> GOAL OF THE EXERCISE: Lines that hold the word "this" should be located and copied.

[START]

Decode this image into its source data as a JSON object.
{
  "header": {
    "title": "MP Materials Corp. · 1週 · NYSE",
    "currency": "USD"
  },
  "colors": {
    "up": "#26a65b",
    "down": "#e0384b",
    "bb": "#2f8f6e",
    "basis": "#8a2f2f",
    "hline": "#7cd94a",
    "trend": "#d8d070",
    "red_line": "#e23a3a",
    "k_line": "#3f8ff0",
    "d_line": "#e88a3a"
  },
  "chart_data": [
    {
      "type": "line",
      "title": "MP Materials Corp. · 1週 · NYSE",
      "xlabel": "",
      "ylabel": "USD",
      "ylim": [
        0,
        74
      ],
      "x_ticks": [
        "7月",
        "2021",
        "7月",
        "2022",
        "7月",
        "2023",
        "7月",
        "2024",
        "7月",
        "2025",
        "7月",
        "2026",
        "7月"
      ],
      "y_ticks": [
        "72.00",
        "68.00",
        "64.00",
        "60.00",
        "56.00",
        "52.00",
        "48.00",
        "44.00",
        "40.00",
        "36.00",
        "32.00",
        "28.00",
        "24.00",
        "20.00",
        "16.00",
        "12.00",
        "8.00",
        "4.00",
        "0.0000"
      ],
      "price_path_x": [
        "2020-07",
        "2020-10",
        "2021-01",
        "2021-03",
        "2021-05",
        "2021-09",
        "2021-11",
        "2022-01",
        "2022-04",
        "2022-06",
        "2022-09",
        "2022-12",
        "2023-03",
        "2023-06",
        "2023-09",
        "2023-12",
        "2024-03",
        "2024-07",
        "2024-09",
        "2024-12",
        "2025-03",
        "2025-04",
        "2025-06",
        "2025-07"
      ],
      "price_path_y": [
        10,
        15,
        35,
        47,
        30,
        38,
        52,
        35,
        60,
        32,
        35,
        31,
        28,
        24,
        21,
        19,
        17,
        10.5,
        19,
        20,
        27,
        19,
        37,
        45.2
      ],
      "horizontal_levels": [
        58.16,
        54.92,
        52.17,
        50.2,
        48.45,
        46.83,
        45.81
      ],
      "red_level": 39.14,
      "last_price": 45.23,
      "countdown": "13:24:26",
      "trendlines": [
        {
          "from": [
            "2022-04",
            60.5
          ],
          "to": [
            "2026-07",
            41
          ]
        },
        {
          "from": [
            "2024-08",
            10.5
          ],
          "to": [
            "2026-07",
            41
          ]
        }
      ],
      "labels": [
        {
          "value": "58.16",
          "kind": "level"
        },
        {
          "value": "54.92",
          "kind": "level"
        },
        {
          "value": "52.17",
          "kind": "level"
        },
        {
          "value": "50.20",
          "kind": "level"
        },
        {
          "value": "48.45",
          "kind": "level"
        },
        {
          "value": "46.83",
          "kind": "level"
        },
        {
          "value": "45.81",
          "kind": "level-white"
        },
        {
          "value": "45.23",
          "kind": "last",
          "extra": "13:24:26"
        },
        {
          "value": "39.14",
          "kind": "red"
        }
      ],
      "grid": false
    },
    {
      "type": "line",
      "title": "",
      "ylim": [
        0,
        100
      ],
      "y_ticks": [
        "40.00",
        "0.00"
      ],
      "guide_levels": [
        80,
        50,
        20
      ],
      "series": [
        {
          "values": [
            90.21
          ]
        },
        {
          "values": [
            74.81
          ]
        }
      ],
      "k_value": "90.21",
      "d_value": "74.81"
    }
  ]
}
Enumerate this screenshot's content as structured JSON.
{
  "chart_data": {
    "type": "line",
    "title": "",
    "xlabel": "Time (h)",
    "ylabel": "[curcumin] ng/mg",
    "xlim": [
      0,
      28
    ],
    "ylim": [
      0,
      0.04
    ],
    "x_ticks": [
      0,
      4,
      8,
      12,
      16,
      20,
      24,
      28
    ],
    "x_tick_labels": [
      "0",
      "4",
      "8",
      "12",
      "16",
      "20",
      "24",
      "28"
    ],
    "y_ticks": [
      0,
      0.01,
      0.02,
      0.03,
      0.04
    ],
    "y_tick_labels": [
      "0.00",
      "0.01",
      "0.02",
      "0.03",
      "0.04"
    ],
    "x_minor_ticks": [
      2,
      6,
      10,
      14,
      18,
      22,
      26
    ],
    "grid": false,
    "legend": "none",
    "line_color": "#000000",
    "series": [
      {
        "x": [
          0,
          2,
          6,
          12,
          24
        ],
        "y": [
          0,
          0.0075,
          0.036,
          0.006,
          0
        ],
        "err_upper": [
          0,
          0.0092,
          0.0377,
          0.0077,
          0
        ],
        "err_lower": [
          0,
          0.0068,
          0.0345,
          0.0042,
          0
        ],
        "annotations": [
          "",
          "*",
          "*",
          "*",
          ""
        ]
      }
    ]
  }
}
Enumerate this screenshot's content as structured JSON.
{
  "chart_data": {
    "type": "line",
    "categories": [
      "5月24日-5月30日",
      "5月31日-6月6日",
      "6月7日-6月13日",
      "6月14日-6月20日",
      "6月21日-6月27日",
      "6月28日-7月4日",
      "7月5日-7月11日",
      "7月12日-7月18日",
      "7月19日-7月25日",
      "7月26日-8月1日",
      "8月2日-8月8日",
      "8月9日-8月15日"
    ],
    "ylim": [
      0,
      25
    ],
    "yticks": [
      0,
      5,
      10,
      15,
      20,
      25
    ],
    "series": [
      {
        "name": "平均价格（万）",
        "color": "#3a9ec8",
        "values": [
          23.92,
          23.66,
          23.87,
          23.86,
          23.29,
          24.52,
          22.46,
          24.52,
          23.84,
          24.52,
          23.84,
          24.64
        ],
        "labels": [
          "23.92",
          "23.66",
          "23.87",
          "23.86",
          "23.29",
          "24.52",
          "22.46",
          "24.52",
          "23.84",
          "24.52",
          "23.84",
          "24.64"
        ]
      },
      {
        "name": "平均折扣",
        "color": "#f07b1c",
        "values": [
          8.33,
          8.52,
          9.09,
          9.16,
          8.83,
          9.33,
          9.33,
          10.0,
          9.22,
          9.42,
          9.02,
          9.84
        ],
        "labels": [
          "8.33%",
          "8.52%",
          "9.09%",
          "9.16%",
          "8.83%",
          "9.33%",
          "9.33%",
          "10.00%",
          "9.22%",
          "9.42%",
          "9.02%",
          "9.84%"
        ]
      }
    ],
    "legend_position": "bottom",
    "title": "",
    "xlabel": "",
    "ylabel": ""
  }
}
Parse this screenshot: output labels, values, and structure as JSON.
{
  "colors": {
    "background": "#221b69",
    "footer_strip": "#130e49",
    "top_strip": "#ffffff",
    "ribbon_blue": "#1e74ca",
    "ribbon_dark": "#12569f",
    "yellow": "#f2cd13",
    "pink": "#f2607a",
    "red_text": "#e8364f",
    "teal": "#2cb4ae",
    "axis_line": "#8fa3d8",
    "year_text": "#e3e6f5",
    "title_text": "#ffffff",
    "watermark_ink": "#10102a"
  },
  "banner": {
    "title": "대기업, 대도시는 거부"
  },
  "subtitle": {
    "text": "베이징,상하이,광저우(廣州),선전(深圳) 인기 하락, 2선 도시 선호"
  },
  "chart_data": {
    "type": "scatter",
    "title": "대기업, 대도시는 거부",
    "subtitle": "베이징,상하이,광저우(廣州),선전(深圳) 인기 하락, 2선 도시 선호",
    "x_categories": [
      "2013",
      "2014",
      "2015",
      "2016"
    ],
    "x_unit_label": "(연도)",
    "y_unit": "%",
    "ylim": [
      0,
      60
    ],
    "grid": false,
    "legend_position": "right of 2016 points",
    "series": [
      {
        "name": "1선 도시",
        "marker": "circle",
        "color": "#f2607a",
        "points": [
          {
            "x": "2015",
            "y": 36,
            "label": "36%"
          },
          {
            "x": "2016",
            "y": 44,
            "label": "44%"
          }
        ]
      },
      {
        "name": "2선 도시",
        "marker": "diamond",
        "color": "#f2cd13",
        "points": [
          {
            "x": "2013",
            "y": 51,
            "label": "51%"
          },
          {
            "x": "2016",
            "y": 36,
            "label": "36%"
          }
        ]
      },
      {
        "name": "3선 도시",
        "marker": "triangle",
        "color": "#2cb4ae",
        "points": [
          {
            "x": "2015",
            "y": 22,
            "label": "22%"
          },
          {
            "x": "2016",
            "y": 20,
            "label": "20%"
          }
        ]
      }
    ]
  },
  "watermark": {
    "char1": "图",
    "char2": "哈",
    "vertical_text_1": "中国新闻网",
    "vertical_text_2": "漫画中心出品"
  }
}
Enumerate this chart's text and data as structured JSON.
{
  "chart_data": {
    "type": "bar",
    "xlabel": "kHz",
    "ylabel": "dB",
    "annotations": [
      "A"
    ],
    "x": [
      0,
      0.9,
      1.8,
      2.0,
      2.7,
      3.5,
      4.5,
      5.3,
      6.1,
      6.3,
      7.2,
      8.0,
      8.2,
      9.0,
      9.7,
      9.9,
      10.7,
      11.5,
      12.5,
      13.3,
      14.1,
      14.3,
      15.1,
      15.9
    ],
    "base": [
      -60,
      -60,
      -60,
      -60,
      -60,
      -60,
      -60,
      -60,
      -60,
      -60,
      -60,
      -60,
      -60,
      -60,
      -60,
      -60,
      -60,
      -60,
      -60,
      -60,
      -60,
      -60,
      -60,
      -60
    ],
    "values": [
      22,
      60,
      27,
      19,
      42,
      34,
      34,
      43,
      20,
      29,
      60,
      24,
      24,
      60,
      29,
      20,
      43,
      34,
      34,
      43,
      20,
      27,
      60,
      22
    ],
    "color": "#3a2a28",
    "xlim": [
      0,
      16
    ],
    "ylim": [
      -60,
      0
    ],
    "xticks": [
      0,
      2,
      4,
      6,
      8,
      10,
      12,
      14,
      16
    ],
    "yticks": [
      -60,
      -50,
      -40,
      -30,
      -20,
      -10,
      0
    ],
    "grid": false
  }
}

[END]

> RESULT:
Decode this image into its source data as a JSON object.
Enumerate this screenshot's content as structured JSON.
Enumerate this screenshot's content as structured JSON.
Parse this screenshot: output labels, values, and structure as JSON.
Enumerate this chart's text and data as structured JSON.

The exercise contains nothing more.